# What is expected
Check every line of the data and copy the ones where "ChipSeq" appears.

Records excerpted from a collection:
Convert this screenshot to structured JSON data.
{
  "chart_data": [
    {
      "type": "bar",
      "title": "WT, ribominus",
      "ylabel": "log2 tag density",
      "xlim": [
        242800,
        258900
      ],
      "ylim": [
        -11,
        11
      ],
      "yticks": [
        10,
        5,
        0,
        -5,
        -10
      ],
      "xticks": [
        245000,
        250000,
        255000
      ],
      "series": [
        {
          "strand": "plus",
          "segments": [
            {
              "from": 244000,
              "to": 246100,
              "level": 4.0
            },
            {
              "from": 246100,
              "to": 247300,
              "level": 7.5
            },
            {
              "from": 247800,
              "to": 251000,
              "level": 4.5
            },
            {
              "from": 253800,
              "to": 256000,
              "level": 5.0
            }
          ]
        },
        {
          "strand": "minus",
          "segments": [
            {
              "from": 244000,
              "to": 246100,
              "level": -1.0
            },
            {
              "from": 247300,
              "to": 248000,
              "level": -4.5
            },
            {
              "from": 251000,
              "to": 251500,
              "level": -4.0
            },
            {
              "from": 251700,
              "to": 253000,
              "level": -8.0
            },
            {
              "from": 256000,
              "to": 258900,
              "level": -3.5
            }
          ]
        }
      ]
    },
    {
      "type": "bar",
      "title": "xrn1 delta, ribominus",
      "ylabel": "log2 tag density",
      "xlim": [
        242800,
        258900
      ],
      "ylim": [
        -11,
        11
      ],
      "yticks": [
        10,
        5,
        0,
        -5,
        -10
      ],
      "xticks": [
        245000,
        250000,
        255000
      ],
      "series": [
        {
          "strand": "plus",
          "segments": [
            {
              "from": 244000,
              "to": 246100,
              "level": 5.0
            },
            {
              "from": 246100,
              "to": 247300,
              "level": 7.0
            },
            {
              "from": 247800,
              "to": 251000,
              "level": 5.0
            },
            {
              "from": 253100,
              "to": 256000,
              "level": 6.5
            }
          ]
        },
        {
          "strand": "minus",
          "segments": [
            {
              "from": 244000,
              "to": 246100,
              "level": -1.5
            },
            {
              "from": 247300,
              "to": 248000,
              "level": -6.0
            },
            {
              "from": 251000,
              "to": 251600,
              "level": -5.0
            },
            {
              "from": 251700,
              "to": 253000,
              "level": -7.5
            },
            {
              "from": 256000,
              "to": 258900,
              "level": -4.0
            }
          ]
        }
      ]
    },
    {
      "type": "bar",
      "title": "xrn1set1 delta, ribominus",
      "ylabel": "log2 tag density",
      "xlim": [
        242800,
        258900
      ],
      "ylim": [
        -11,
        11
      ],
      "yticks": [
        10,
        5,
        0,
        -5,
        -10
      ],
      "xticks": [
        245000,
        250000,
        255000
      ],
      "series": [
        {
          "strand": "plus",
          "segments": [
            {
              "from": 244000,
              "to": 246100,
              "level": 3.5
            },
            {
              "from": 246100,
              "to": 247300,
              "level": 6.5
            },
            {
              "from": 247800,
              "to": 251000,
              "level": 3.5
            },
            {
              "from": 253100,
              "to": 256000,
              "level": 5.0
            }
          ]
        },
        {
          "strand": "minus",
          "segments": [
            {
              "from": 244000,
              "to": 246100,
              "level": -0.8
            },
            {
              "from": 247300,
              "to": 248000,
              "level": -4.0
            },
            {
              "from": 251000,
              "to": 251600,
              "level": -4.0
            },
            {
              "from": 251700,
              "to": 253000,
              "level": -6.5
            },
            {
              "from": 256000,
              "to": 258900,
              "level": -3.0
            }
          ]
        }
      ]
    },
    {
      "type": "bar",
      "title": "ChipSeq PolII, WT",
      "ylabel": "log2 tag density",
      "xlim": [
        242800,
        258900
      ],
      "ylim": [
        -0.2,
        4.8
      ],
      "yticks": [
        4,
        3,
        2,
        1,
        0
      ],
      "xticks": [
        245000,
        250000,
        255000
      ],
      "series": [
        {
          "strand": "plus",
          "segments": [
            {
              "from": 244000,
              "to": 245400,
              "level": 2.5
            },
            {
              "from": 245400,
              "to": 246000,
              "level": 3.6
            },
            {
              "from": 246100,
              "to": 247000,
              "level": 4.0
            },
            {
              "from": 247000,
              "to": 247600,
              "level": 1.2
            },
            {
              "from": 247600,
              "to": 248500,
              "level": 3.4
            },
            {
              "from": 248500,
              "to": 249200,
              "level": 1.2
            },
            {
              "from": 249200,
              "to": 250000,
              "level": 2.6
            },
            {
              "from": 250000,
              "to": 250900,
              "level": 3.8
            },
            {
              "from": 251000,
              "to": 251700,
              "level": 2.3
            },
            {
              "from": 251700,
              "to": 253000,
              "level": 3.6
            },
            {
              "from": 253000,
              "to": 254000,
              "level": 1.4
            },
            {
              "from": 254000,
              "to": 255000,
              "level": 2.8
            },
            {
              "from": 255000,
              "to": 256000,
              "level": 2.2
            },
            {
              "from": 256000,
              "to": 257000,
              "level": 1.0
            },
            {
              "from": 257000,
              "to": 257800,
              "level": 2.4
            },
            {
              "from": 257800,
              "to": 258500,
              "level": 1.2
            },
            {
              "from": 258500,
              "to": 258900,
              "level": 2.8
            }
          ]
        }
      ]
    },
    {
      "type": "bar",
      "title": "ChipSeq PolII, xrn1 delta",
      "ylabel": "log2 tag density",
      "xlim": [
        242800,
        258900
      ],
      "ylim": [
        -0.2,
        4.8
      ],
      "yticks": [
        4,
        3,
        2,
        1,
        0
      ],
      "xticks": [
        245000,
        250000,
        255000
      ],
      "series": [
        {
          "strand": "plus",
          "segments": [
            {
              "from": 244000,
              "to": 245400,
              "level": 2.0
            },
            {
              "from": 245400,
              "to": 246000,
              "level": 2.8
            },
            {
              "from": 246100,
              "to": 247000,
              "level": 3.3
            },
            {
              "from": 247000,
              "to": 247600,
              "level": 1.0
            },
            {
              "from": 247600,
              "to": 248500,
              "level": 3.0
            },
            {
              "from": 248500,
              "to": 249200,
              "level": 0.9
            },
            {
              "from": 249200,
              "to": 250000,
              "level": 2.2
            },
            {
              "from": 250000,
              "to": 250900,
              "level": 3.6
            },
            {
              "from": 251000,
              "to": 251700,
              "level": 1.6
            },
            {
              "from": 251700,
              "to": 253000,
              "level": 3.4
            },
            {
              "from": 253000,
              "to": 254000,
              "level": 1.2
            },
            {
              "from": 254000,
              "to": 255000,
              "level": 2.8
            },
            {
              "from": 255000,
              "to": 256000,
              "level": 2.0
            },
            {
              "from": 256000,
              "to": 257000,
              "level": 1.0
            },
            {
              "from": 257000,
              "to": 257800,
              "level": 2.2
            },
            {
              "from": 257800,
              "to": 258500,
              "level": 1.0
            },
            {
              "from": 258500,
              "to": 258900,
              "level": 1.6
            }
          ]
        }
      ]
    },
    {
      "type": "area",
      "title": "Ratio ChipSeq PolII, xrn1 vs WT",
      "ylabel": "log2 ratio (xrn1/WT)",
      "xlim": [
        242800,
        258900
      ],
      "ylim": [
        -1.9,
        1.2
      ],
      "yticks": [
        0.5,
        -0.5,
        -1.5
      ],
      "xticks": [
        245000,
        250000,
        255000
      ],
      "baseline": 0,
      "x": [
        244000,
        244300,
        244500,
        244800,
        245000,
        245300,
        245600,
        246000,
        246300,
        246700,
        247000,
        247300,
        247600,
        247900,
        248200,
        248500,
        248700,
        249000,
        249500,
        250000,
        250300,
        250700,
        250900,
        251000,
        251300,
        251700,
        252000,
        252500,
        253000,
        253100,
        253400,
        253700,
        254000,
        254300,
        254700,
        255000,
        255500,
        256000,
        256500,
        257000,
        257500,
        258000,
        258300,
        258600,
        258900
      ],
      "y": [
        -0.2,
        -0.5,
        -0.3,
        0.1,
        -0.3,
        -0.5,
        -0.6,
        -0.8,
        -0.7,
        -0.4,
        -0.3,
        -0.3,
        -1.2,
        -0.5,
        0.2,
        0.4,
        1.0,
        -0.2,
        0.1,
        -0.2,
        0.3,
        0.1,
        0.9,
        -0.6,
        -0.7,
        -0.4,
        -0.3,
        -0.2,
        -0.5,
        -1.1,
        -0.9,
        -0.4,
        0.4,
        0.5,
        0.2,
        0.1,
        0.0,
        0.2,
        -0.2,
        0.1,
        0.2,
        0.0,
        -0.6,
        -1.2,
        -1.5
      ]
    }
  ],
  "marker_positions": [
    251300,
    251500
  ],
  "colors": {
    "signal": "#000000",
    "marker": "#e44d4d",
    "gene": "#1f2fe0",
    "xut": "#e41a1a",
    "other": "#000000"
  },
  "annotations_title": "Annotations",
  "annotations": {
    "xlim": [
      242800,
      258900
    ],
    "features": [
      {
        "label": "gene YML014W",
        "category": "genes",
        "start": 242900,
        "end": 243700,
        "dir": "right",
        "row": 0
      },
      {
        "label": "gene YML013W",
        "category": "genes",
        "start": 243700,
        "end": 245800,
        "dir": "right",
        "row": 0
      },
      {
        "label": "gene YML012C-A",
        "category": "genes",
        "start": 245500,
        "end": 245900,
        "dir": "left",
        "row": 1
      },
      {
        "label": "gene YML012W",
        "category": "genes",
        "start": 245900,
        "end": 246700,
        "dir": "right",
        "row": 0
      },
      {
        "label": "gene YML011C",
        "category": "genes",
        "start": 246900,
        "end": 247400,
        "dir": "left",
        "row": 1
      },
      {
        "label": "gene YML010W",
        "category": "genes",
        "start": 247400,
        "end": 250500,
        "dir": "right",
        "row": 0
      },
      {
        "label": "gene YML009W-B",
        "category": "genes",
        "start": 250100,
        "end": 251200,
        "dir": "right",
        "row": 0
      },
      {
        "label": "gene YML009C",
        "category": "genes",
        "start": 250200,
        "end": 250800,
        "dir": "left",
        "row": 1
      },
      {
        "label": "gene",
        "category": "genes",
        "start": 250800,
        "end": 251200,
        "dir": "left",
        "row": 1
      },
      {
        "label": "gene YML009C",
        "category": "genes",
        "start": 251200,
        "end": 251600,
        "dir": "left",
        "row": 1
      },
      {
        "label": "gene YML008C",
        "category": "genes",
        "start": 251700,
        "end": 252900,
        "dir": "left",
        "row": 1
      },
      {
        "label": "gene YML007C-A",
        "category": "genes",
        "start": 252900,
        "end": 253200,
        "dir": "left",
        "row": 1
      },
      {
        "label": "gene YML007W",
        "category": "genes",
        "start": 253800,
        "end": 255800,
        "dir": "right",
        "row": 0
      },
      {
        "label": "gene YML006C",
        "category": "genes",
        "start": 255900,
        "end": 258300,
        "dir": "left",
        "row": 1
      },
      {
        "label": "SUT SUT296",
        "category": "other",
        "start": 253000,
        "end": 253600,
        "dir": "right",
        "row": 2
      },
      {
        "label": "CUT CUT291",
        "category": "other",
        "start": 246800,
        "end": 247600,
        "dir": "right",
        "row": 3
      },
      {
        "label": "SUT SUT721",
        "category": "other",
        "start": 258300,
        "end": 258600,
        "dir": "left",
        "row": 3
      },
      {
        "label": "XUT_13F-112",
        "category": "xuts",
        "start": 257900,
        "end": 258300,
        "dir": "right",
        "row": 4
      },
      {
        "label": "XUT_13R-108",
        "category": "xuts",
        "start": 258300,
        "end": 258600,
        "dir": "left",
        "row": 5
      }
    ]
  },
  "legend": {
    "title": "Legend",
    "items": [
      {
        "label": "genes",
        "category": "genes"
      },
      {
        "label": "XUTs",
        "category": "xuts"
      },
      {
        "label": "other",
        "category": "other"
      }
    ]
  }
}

# Task answer
      "title": "ChipSeq PolII, WT",
      "title": "ChipSeq PolII, xrn1 delta",
      "title": "Ratio ChipSeq PolII, xrn1 vs WT",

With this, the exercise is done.